:: TASKS TO COMPLETE ::
1. Answer these about the Senate Bill 32 text, one line each:
(a) To which committee was the bill referred?
(b) For how many business days per semester, trimester or quarter may a temporary campus office be open at most?
(c) By what date must a banking institution have been authorized to operate an off-premises walk-in or drive-in facility to run it as a branch bank without further approvals?
2. Please reproduce the Senate Bill 32 text word for word, starting with "(b) Except for" and going on through "or more banks.".
3. Write the next portion of the Senate Bill 32 text on branch banking, picking up after its final sentence.

--- BEGIN DOCUMENT PASSAGE ---

WEST VIRGINIA LEGISLATURE
2026 REGULAR SESSION
Introduced
Senate Bill 32
By Senator Tarr
[Introduced January 14, 2026; referred
to the Committee on Banking and Insurance]
A BILL to amend and reenact §31A-8-12, §31A-8A-5, §31A-8D-4, and §31C-10-2 of the Code of West Virginia, 1931, as amended, relating to banking; and precluding establishment of a branch bank or the acquisition or merger of a bank or a credit union by a bank or credit union unless they are insured by the Federal Deposit Insurance Corporation.
Be it enacted by the Legislature of West Virginia:
(a) A banking institution may not engage in business in this state at any place other than at its principal office in this state, at a branch bank in this state, at a customer bank communication terminal permitted by section twelve-b of this article or at any loan origination office permitted by §31A-8-12(c) of this article:
(1) Acceptance of a deposit or allowing a withdrawal at the banking offices of any subsidiary affiliate, as defined in §31A-8A-1, for credit or debit to the customer's account at any other subsidiary of the same bank holding company is permissible and does not constitute branch banking. In addition, the conduct of activity at branch offices as an agent for any bank subsidiary of the same bank holding company shall be permitted to the same extent allowed by federal law for national banks pursuant to 12 U.S.C. §1828 and does not constitute branch banking; nor does this activity constitute a violation of §31A-4-42. However, a banking institution may not utilize that agency relationship to evade state consumer protection laws, including usury laws, or any other applicable laws of this state or to conduct any activity that is not financially related as that term is defined §31A-8C-2;
(2) A banking institution located in a county where there is also a higher educational institution as defined in §18B-1-2 of this code may establish a temporary business office on the campus of any educational institution located in the county for the limited purposes of opening accounts and accepting deposits for a period not in excess of four business days per semester, trimester or quarter. However, prior to opening any temporary office, a banking institution must first obtain written permission from the institution of higher education. The term "business days", for the purpose of this subsection, means days exclusive of Saturdays, Sundays and legal holidays as defined in §2-2-1 of this code;
(3) Any banking institution which on January 1, 1984, was authorized to operate an off-premises walk-in or drive-in facility, pursuant to the law then in effect, may, as of June 7, 1984, operate such facility as a branch bank and it is not necessary, for the continued operation of the branch bank, to obtain additional approvals, notwithstanding the provisions of subsection (d) of this section and §31A-3-2(b)(6).
(b) Except for a bank holding company, it is unlawful for any individual, partnership, society, association, firm, institution, trust, syndicate, public or private corporation, or any other legal entity, or combination of entities acting in concert, to directly or indirectly own, control or hold with power to vote, twenty-five 25 percent or more of the voting shares of each of two or more banks, or to control in any manner the election of a majority of the directors of two or more banks.

--- END DOCUMENT PASSAGE ---
--- BEGIN RAW DATA ---

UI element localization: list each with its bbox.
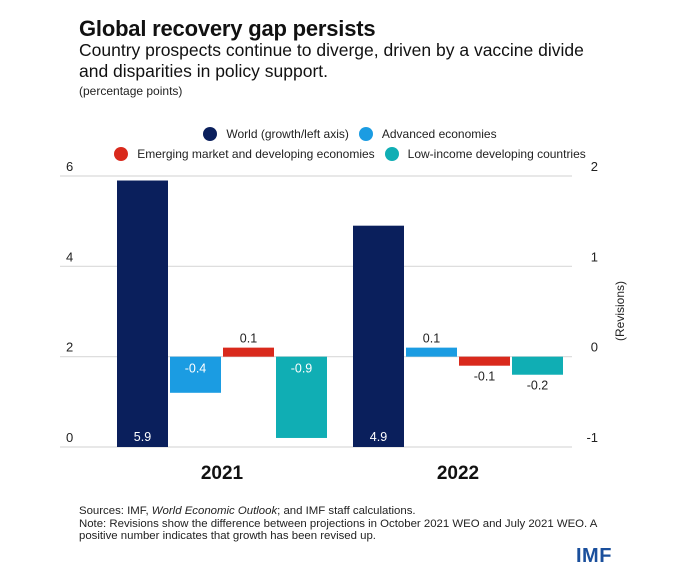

--- END RAW DATA ---

:: EXPECTED RESULTS ::
1.
(a) The Committee on Banking and Insurance.
(b) No more than four business days.
(c) January 1, 1984.

2.
(b) Except for a bank holding company, it is unlawful for any individual, partnership, society, association, firm, institution, trust, syndicate, public or private corporation, or any other legal entity, or combination of entities acting in concert, to directly or indirectly own, control or hold with power to vote, twenty-five 25 percent or more of the voting shares of each of two or more banks, or to control in any manner the election of a majority of the directors of two or more banks.

3.
(c) A banking institution may establish branch banks either by:
(1) The construction, lease or acquisition of branch bank facilities within any county of this state; or
(2) The purchase of the business and assets and assumption of the liabilities of, or merger or consolidation with, another banking institution.
(d) Subject to and in furtherance of the board's authority under the provisions of subdivision (6), subsection (b) of §31A-3-2 and subsection (g) of this section, the board, by order, may approve or disapprove the application of any state banking institution to establish a branch bank.
(e) The main office or a branch of a West Virginia state banking institution may not be relocated without the approval by order of the commissioner.
(f) Any banking institution which is authorized to establish branch banks pursuant to this section may provide the same banking services and exercise the same powers at each such branch bank as may be provided and exercised at its principal banking house.
(g) The board shall, upon receipt of any application to establish a branch bank under the provisions of this section, provide notice of the application to all banking institutions. A banking institution may, within ten 10 days after receipt of the notice, file a petition to intervene and shall, if it files a petition, thereupon become a party to any hearing relating thereto before the board.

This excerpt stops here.